## [Short problem]
Tally the lines of the listing that contain the word "File", then give the total and nothing else.

## [Information supplied]
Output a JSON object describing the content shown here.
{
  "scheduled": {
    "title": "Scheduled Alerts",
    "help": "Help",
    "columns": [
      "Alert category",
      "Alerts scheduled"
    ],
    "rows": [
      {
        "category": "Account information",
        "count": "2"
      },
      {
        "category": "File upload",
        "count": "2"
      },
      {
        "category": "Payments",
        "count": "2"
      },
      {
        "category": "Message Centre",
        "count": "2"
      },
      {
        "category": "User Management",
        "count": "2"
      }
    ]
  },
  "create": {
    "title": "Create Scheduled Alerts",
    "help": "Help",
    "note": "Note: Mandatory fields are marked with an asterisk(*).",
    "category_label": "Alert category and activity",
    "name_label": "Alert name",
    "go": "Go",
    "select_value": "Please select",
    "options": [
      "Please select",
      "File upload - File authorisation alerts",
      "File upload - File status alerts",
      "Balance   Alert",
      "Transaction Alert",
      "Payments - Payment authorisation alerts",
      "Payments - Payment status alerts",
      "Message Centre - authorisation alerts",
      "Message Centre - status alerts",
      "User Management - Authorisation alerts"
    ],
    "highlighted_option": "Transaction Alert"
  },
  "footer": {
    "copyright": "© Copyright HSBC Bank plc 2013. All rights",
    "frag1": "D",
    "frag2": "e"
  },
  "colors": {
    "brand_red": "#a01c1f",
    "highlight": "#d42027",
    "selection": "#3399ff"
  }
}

---

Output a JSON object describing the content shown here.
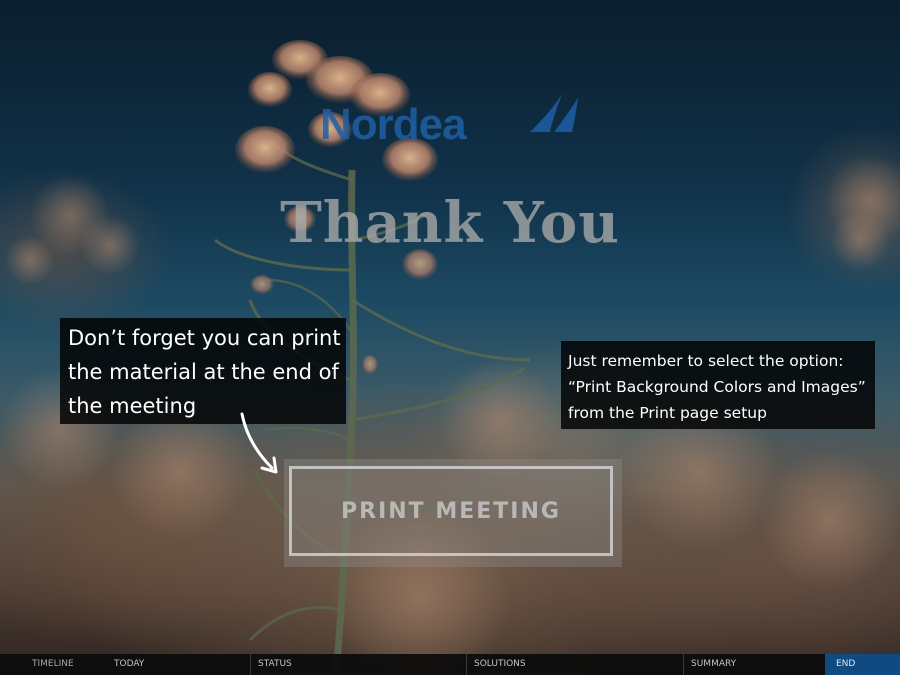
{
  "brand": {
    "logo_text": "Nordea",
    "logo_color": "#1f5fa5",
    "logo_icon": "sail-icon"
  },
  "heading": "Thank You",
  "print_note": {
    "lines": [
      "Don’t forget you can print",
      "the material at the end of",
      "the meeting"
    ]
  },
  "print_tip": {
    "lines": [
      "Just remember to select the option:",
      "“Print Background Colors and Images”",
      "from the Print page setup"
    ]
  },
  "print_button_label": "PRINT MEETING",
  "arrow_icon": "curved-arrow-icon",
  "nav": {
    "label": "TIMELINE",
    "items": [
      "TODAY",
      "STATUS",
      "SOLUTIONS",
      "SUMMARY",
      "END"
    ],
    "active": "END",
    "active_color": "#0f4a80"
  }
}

...

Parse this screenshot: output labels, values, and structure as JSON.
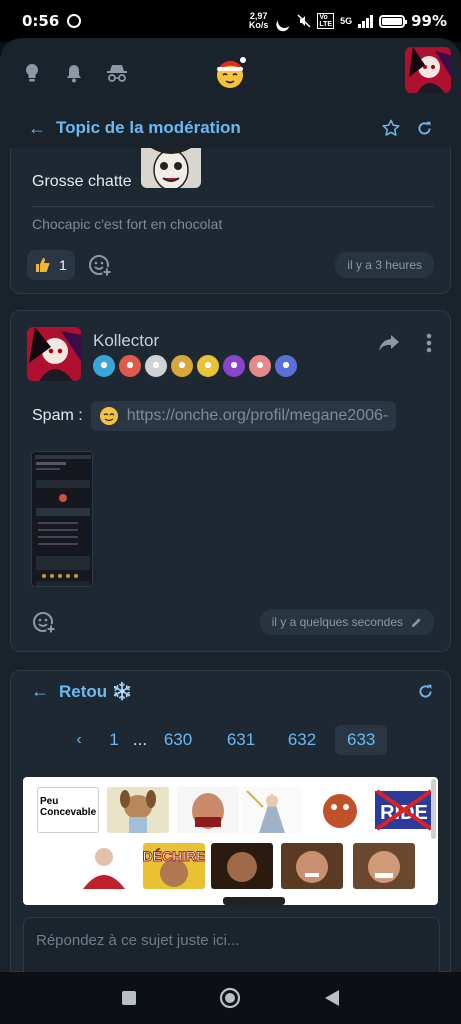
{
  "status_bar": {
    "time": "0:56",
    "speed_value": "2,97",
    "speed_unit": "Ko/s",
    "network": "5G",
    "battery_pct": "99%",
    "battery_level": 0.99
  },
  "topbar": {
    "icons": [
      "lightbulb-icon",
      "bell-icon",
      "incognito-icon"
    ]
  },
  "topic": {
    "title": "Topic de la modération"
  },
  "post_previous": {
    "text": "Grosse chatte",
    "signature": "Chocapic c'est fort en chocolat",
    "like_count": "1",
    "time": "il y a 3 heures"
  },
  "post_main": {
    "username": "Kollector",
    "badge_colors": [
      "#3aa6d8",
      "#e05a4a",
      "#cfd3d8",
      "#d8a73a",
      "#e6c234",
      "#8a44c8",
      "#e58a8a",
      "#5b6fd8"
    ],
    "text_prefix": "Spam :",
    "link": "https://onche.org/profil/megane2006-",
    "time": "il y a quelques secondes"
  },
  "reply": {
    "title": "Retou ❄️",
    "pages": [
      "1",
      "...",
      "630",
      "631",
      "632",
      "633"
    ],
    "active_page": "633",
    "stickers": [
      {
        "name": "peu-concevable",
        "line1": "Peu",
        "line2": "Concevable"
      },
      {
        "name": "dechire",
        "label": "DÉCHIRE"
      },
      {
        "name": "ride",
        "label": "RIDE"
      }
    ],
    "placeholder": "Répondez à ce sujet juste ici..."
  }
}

## [Response]
3